Top of Passage to read

Adam Thomas Beyer (born 15 May 1976 in Stockholm, Sweden) is a Swedish electronic dance music producer and DJ. Originally starting his musical journey in the techno scene, though over the last decade he has made a gradual shift towards playing more progressive EDM and Trance styles, which have been well received by newer fans at the larger music festivals he is playing.

He is the founder of Drumcode Records, and is one of several Swedish EDM artists to emerge in the mid-1990s, along with Cari Lekebusch and Jesper Dahlbäck. Beyer was married to fellow Swedish DJ Ida Engberg (now divorced), with whom he has three daughters. He also hosts a weekly radio show called Drumcode Live which has a weekly audience of 11 million, making it one of the most listened to weekly EDM broadcasts in the world.

Bottom of Passage to read
Top of Stored data

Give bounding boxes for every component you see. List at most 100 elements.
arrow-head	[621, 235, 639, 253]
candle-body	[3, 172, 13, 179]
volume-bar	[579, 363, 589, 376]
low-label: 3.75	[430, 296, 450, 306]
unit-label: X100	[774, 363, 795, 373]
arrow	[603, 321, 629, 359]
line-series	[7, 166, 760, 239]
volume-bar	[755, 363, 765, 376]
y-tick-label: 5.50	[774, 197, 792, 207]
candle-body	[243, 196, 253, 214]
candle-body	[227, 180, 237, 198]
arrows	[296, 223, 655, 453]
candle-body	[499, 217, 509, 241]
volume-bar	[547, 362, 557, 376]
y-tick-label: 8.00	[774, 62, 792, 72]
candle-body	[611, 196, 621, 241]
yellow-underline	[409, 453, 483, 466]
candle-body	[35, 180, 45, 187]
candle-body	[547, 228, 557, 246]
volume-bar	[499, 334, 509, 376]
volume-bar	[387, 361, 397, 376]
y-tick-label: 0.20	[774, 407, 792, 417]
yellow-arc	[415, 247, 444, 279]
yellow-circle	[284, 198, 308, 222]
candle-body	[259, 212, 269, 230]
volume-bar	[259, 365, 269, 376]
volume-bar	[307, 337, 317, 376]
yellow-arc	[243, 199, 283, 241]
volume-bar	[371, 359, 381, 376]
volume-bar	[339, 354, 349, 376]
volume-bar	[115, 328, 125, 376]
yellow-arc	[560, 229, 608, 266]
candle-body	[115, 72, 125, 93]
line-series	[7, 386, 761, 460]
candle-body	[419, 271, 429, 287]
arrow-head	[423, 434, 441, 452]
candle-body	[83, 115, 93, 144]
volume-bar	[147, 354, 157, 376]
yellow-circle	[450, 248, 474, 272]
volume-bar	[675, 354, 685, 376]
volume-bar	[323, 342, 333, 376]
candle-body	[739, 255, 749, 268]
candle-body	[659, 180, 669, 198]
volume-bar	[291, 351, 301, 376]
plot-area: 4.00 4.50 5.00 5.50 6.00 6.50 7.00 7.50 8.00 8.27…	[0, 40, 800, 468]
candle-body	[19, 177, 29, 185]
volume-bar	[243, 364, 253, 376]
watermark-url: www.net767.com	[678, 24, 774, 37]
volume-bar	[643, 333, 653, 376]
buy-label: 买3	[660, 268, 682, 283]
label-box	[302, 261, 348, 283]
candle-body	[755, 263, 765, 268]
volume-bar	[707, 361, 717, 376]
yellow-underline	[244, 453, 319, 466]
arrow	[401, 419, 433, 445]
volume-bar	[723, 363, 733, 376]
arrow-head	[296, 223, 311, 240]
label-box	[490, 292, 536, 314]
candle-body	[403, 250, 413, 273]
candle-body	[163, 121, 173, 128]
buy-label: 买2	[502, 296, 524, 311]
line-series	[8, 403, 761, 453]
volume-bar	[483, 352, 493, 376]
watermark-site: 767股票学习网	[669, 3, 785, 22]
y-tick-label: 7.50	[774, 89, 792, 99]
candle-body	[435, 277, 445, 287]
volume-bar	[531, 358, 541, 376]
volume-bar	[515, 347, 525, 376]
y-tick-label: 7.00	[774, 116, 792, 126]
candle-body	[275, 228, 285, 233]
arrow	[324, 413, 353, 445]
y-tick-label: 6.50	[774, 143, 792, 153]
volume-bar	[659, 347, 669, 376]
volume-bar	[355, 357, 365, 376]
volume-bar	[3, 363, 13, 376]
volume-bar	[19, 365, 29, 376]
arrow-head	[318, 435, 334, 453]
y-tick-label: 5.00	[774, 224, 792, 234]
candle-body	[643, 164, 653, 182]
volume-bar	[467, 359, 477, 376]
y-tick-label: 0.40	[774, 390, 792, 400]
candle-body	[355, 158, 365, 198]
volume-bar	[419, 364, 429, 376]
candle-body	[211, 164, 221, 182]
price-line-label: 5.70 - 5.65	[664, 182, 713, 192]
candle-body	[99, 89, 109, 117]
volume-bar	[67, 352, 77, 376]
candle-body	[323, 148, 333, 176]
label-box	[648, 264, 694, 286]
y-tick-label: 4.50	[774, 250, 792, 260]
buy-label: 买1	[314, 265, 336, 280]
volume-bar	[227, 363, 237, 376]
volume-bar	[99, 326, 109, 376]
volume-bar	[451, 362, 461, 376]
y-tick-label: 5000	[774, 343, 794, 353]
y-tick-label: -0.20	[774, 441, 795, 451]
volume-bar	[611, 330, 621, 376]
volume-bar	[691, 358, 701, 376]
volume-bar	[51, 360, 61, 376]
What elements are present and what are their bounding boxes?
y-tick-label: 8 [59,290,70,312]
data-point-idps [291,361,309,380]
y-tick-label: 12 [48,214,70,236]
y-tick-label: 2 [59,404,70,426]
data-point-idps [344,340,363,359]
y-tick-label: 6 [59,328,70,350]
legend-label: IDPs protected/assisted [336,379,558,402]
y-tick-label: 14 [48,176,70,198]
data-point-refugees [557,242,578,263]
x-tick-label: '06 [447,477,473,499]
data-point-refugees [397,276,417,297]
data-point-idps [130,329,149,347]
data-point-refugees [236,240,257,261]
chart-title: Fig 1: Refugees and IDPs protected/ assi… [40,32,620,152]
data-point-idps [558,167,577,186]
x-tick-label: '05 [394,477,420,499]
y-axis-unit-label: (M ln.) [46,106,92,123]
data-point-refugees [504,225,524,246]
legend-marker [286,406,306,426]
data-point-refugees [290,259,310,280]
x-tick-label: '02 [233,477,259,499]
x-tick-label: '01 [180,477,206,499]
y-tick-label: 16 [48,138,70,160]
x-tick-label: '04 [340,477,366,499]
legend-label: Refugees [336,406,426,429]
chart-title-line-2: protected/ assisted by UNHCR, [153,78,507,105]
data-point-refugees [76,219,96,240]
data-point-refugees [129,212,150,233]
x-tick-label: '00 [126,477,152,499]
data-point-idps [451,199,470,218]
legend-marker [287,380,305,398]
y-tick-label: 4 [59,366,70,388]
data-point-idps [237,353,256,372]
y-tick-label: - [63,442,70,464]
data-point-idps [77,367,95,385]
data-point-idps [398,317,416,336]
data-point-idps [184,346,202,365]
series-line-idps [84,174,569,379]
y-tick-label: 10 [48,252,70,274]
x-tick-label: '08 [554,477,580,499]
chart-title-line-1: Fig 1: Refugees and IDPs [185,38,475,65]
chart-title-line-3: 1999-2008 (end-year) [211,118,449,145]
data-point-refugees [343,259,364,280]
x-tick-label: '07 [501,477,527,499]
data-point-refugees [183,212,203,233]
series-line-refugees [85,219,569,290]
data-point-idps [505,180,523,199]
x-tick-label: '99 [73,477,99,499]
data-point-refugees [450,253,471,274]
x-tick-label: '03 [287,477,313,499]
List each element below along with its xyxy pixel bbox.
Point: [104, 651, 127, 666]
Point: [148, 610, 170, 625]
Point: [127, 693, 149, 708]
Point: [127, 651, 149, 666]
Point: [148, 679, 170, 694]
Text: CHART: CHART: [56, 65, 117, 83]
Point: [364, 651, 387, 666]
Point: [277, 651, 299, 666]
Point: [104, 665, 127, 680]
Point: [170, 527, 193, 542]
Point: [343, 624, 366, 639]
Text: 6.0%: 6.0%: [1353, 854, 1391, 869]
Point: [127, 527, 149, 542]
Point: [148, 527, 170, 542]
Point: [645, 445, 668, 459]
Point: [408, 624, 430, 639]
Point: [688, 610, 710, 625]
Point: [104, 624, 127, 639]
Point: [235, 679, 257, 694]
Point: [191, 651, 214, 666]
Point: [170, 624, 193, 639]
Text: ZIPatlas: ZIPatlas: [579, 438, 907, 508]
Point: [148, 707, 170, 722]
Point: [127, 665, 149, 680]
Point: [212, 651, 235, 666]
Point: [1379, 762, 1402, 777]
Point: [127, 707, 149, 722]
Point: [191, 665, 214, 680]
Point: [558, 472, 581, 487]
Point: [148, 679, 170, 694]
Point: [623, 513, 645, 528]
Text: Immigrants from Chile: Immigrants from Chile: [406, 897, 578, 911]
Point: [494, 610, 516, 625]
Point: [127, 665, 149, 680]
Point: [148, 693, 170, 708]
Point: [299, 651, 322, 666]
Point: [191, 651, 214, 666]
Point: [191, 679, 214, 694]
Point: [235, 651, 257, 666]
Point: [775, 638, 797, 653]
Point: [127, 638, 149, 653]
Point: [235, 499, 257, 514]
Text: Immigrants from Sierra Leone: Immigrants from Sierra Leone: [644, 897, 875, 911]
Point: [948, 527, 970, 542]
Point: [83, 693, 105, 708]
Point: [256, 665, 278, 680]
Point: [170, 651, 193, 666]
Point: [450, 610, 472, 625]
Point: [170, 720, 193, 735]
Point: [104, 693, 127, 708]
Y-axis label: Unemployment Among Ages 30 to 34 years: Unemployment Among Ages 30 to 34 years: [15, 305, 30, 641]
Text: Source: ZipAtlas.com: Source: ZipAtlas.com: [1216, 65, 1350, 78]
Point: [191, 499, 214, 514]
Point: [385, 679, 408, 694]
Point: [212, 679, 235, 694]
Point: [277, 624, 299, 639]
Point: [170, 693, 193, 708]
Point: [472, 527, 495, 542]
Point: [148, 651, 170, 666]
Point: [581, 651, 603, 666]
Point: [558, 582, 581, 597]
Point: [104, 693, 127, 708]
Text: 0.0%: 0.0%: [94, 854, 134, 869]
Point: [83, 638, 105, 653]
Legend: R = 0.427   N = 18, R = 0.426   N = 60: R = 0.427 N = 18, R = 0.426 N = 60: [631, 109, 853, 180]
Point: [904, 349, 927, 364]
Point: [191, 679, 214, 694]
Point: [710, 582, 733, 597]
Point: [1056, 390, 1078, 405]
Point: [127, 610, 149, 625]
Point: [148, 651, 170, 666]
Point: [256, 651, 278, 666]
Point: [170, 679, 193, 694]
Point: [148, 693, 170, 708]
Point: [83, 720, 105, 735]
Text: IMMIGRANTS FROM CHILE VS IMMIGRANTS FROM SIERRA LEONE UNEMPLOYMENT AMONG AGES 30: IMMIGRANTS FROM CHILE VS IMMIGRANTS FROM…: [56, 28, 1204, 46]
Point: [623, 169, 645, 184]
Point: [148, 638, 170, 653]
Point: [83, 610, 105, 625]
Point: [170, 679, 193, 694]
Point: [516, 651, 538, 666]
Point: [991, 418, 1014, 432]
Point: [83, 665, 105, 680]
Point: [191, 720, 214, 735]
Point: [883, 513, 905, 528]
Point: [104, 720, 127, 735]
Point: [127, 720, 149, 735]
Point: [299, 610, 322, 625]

Bottom of Stored data

▶ [Problems to solve]
[1] Reproduce the passage about Adam Beyer from "Adam Thomas Beyer" up to and including "he is playing.".
[2] Which record label did Adam Beyer found, according to the passage about him?

▶ [Answers to the problems]
[1]
Adam Thomas Beyer (born 15 May 1976 in Stockholm, Sweden) is a Swedish electronic dance music producer and DJ. Originally starting his musical journey in the techno scene, though over the last decade he has made a gradual shift towards playing more progressive EDM and Trance styles, which have been well received by newer fans at the larger music festivals he is playing.

[2] Drumcode Records